• Data listing:

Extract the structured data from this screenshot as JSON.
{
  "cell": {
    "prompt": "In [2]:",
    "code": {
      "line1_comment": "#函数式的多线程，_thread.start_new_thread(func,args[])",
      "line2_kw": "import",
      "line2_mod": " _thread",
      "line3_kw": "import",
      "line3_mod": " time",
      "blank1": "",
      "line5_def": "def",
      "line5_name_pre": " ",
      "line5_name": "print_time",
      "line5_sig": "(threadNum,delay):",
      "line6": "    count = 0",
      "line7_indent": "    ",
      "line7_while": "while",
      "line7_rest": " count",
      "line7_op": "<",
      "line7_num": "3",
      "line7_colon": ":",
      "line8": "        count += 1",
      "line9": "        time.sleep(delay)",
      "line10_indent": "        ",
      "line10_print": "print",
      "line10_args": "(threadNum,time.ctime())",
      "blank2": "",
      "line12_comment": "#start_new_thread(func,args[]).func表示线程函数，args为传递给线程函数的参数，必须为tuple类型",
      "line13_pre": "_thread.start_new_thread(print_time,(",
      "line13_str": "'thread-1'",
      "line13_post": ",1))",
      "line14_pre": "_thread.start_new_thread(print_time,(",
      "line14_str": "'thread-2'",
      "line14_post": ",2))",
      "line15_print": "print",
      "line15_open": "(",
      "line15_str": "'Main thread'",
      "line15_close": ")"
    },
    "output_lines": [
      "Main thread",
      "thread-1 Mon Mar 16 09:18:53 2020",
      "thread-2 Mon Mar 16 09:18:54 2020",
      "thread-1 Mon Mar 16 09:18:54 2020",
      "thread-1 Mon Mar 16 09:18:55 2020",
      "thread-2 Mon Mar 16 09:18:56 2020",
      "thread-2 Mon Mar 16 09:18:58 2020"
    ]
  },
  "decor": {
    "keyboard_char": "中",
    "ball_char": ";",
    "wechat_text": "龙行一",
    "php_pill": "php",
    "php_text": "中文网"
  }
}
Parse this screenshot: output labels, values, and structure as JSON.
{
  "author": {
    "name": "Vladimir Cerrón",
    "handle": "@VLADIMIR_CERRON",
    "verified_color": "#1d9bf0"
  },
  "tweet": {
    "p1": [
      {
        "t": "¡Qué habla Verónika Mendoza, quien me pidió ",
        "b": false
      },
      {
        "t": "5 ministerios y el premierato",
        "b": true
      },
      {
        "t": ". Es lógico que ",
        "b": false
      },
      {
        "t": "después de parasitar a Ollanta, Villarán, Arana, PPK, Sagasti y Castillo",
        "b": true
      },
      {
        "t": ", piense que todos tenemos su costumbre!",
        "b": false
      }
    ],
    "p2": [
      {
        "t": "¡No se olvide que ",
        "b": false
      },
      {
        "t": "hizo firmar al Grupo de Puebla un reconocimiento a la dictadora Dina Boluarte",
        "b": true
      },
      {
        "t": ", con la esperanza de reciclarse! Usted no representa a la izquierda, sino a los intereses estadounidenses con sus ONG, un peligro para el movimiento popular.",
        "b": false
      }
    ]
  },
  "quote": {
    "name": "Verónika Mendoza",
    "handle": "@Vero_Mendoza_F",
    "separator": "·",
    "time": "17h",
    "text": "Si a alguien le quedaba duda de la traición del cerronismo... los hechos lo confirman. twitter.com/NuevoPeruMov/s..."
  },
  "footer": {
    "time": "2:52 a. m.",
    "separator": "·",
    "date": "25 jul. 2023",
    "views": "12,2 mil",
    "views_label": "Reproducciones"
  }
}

• Instructions to follow: Extract each entry in full and write it down exactly.

• Reply:
Extract the structured data from this screenshot as JSON.
{
  "cell": {
    "prompt": "In [2]:",
    "code": {
      "line1_comment": "#函数式的多线程，_thread.start_new_thread(func,args[])",
      "line2_kw": "import",
      "line2_mod": " _thread",
      "line3_kw": "import",
      "line3_mod": " time",
      "blank1": "",
      "line5_def": "def",
      "line5_name_pre": " ",
      "line5_name": "print_time",
      "line5_sig": "(threadNum,delay):",
      "line6": "    count = 0",
      "line7_indent": "    ",
      "line7_while": "while",
      "line7_rest": " count",
      "line7_op": "<",
      "line7_num": "3",
      "line7_colon": ":",
      "line8": "        count += 1",
      "line9": "        time.sleep(delay)",
      "line10_indent": "        ",
      "line10_print": "print",
      "line10_args": "(threadNum,time.ctime())",
      "blank2": "",
      "line12_comment": "#start_new_thread(func,args[]).func表示线程函数，args为传递给线程函数的参数，必须为tuple类型",
      "line13_pre": "_thread.start_new_thread(print_time,(",
      "line13_str": "'thread-1'",
      "line13_post": ",1))",
      "line14_pre": "_thread.start_new_thread(print_time,(",
      "line14_str": "'thread-2'",
      "line14_post": ",2))",
      "line15_print": "print",
      "line15_open": "(",
      "line15_str": "'Main thread'",
      "line15_close": ")"
    },
    "output_lines": [
      "Main thread",
      "thread-1 Mon Mar 16 09:18:53 2020",
      "thread-2 Mon Mar 16 09:18:54 2020",
      "thread-1 Mon Mar 16 09:18:54 2020",
      "thread-1 Mon Mar 16 09:18:55 2020",
      "thread-2 Mon Mar 16 09:18:56 2020",
      "thread-2 Mon Mar 16 09:18:58 2020"
    ]
  },
  "decor": {
    "keyboard_char": "中",
    "ball_char": ";",
    "wechat_text": "龙行一",
    "php_pill": "php",
    "php_text": "中文网"
  }
}
Parse this screenshot: output labels, values, and structure as JSON.
{
  "author": {
    "name": "Vladimir Cerrón",
    "handle": "@VLADIMIR_CERRON",
    "verified_color": "#1d9bf0"
  },
  "tweet": {
    "p1": [
      {
        "t": "¡Qué habla Verónika Mendoza, quien me pidió ",
        "b": false
      },
      {
        "t": "5 ministerios y el premierato",
        "b": true
      },
      {
        "t": ". Es lógico que ",
        "b": false
      },
      {
        "t": "después de parasitar a Ollanta, Villarán, Arana, PPK, Sagasti y Castillo",
        "b": true
      },
      {
        "t": ", piense que todos tenemos su costumbre!",
        "b": false
      }
    ],
    "p2": [
      {
        "t": "¡No se olvide que ",
        "b": false
      },
      {
        "t": "hizo firmar al Grupo de Puebla un reconocimiento a la dictadora Dina Boluarte",
        "b": true
      },
      {
        "t": ", con la esperanza de reciclarse! Usted no representa a la izquierda, sino a los intereses estadounidenses con sus ONG, un peligro para el movimiento popular.",
        "b": false
      }
    ]
  },
  "quote": {
    "name": "Verónika Mendoza",
    "handle": "@Vero_Mendoza_F",
    "separator": "·",
    "time": "17h",
    "text": "Si a alguien le quedaba duda de la traición del cerronismo... los hechos lo confirman. twitter.com/NuevoPeruMov/s..."
  },
  "footer": {
    "time": "2:52 a. m.",
    "separator": "·",
    "date": "25 jul. 2023",
    "views": "12,2 mil",
    "views_label": "Reproducciones"
  }
}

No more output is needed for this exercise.